Required task: Quote, without change, all of the lines that follow.

Stored data:
>> BEGIN

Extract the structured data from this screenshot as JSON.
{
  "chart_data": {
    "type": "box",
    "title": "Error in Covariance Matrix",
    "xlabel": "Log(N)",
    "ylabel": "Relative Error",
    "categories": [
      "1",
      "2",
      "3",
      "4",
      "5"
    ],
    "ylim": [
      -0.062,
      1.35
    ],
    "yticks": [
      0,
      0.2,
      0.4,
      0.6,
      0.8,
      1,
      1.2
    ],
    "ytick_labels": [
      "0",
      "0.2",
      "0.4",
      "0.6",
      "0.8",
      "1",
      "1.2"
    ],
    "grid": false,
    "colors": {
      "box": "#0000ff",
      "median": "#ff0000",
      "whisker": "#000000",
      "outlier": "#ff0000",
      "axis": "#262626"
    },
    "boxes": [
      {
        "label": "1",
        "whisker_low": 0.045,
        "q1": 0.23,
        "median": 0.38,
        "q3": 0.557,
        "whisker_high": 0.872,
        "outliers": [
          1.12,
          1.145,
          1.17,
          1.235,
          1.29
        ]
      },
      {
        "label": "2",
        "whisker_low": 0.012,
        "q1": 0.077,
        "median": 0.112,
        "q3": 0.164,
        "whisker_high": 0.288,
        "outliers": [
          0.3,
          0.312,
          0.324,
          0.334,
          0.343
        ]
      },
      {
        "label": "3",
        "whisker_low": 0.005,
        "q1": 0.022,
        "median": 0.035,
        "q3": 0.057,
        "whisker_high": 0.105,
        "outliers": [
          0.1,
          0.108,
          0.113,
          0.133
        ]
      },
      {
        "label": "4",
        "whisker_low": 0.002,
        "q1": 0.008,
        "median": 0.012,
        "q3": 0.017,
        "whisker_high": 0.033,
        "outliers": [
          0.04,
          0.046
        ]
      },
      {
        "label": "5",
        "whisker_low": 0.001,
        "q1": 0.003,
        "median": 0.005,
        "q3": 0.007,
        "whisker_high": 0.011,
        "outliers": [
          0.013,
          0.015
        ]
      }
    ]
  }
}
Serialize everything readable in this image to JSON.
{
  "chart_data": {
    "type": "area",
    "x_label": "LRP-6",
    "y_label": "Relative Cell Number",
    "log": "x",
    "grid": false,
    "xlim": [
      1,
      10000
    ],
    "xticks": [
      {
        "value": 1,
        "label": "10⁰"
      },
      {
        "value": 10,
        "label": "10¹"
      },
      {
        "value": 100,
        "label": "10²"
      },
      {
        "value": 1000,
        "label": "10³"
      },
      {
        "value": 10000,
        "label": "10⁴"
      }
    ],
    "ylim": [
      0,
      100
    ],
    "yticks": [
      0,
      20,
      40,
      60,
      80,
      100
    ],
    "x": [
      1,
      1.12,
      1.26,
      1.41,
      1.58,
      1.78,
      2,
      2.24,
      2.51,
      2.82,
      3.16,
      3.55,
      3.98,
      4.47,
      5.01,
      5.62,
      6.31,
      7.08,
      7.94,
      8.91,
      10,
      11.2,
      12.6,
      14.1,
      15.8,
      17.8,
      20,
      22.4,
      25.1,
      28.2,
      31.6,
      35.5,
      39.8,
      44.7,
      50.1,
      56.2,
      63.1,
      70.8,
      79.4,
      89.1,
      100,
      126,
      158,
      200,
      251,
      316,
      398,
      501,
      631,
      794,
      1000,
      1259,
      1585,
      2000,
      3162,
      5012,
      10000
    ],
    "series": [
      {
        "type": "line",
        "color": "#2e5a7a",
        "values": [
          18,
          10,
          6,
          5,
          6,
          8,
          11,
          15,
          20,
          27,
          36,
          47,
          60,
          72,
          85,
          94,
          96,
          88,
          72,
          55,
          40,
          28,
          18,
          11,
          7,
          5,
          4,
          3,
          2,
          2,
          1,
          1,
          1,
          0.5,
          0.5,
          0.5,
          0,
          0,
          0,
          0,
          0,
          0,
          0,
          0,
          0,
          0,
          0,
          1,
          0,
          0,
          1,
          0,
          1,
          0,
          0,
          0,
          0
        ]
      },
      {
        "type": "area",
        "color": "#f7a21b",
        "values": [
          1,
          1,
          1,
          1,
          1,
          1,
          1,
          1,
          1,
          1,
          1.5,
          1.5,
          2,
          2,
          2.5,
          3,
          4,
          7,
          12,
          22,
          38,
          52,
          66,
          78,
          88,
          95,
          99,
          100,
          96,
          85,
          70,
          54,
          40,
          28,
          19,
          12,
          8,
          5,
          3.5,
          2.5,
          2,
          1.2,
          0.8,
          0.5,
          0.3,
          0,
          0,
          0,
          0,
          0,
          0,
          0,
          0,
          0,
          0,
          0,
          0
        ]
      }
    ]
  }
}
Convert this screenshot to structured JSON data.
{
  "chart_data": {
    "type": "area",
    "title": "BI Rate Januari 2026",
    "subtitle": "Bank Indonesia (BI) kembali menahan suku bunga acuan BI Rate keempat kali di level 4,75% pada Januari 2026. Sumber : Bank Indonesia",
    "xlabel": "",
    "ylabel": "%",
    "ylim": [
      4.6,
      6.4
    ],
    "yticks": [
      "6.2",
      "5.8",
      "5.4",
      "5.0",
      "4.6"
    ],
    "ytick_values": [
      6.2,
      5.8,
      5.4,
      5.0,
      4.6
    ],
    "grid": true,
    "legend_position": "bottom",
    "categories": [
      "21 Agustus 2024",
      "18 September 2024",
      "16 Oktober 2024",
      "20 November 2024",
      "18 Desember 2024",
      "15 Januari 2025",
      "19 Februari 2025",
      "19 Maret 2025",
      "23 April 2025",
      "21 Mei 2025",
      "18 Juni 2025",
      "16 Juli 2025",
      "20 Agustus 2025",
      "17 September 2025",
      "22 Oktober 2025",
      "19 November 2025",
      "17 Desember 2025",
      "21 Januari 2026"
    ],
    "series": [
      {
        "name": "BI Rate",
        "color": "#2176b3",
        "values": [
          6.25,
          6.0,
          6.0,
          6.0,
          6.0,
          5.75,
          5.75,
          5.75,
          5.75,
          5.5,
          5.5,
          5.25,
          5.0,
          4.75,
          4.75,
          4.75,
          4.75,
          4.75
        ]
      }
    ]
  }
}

>> END

Final result:
Extract the structured data from this screenshot as JSON.
{
  "chart_data": {
    "type": "box",
    "title": "Error in Covariance Matrix",
    "xlabel": "Log(N)",
    "ylabel": "Relative Error",
    "categories": [
      "1",
      "2",
      "3",
      "4",
      "5"
    ],
    "ylim": [
      -0.062,
      1.35
    ],
    "yticks": [
      0,
      0.2,
      0.4,
      0.6,
      0.8,
      1,
      1.2
    ],
    "ytick_labels": [
      "0",
      "0.2",
      "0.4",
      "0.6",
      "0.8",
      "1",
      "1.2"
    ],
    "grid": false,
    "colors": {
      "box": "#0000ff",
      "median": "#ff0000",
      "whisker": "#000000",
      "outlier": "#ff0000",
      "axis": "#262626"
    },
    "boxes": [
      {
        "label": "1",
        "whisker_low": 0.045,
        "q1": 0.23,
        "median": 0.38,
        "q3": 0.557,
        "whisker_high": 0.872,
        "outliers": [
          1.12,
          1.145,
          1.17,
          1.235,
          1.29
        ]
      },
      {
        "label": "2",
        "whisker_low": 0.012,
        "q1": 0.077,
        "median": 0.112,
        "q3": 0.164,
        "whisker_high": 0.288,
        "outliers": [
          0.3,
          0.312,
          0.324,
          0.334,
          0.343
        ]
      },
      {
        "label": "3",
        "whisker_low": 0.005,
        "q1": 0.022,
        "median": 0.035,
        "q3": 0.057,
        "whisker_high": 0.105,
        "outliers": [
          0.1,
          0.108,
          0.113,
          0.133
        ]
      },
      {
        "label": "4",
        "whisker_low": 0.002,
        "q1": 0.008,
        "median": 0.012,
        "q3": 0.017,
        "whisker_high": 0.033,
        "outliers": [
          0.04,
          0.046
        ]
      },
      {
        "label": "5",
        "whisker_low": 0.001,
        "q1": 0.003,
        "median": 0.005,
        "q3": 0.007,
        "whisker_high": 0.011,
        "outliers": [
          0.013,
          0.015
        ]
      }
    ]
  }
}
Serialize everything readable in this image to JSON.
{
  "chart_data": {
    "type": "area",
    "x_label": "LRP-6",
    "y_label": "Relative Cell Number",
    "log": "x",
    "grid": false,
    "xlim": [
      1,
      10000
    ],
    "xticks": [
      {
        "value": 1,
        "label": "10⁰"
      },
      {
        "value": 10,
        "label": "10¹"
      },
      {
        "value": 100,
        "label": "10²"
      },
      {
        "value": 1000,
        "label": "10³"
      },
      {
        "value": 10000,
        "label": "10⁴"
      }
    ],
    "ylim": [
      0,
      100
    ],
    "yticks": [
      0,
      20,
      40,
      60,
      80,
      100
    ],
    "x": [
      1,
      1.12,
      1.26,
      1.41,
      1.58,
      1.78,
      2,
      2.24,
      2.51,
      2.82,
      3.16,
      3.55,
      3.98,
      4.47,
      5.01,
      5.62,
      6.31,
      7.08,
      7.94,
      8.91,
      10,
      11.2,
      12.6,
      14.1,
      15.8,
      17.8,
      20,
      22.4,
      25.1,
      28.2,
      31.6,
      35.5,
      39.8,
      44.7,
      50.1,
      56.2,
      63.1,
      70.8,
      79.4,
      89.1,
      100,
      126,
      158,
      200,
      251,
      316,
      398,
      501,
      631,
      794,
      1000,
      1259,
      1585,
      2000,
      3162,
      5012,
      10000
    ],
    "series": [
      {
        "type": "line",
        "color": "#2e5a7a",
        "values": [
          18,
          10,
          6,
          5,
          6,
          8,
          11,
          15,
          20,
          27,
          36,
          47,
          60,
          72,
          85,
          94,
          96,
          88,
          72,
          55,
          40,
          28,
          18,
          11,
          7,
          5,
          4,
          3,
          2,
          2,
          1,
          1,
          1,
          0.5,
          0.5,
          0.5,
          0,
          0,
          0,
          0,
          0,
          0,
          0,
          0,
          0,
          0,
          0,
          1,
          0,
          0,
          1,
          0,
          1,
          0,
          0,
          0,
          0
        ]
      },
      {
        "type": "area",
        "color": "#f7a21b",
        "values": [
          1,
          1,
          1,
          1,
          1,
          1,
          1,
          1,
          1,
          1,
          1.5,
          1.5,
          2,
          2,
          2.5,
          3,
          4,
          7,
          12,
          22,
          38,
          52,
          66,
          78,
          88,
          95,
          99,
          100,
          96,
          85,
          70,
          54,
          40,
          28,
          19,
          12,
          8,
          5,
          3.5,
          2.5,
          2,
          1.2,
          0.8,
          0.5,
          0.3,
          0,
          0,
          0,
          0,
          0,
          0,
          0,
          0,
          0,
          0,
          0,
          0
        ]
      }
    ]
  }
}
Convert this screenshot to structured JSON data.
{
  "chart_data": {
    "type": "area",
    "title": "BI Rate Januari 2026",
    "subtitle": "Bank Indonesia (BI) kembali menahan suku bunga acuan BI Rate keempat kali di level 4,75% pada Januari 2026. Sumber : Bank Indonesia",
    "xlabel": "",
    "ylabel": "%",
    "ylim": [
      4.6,
      6.4
    ],
    "yticks": [
      "6.2",
      "5.8",
      "5.4",
      "5.0",
      "4.6"
    ],
    "ytick_values": [
      6.2,
      5.8,
      5.4,
      5.0,
      4.6
    ],
    "grid": true,
    "legend_position": "bottom",
    "categories": [
      "21 Agustus 2024",
      "18 September 2024",
      "16 Oktober 2024",
      "20 November 2024",
      "18 Desember 2024",
      "15 Januari 2025",
      "19 Februari 2025",
      "19 Maret 2025",
      "23 April 2025",
      "21 Mei 2025",
      "18 Juni 2025",
      "16 Juli 2025",
      "20 Agustus 2025",
      "17 September 2025",
      "22 Oktober 2025",
      "19 November 2025",
      "17 Desember 2025",
      "21 Januari 2026"
    ],
    "series": [
      {
        "name": "BI Rate",
        "color": "#2176b3",
        "values": [
          6.25,
          6.0,
          6.0,
          6.0,
          6.0,
          5.75,
          5.75,
          5.75,
          5.75,
          5.5,
          5.5,
          5.25,
          5.0,
          4.75,
          4.75,
          4.75,
          4.75,
          4.75
        ]
      }
    ]
  }
}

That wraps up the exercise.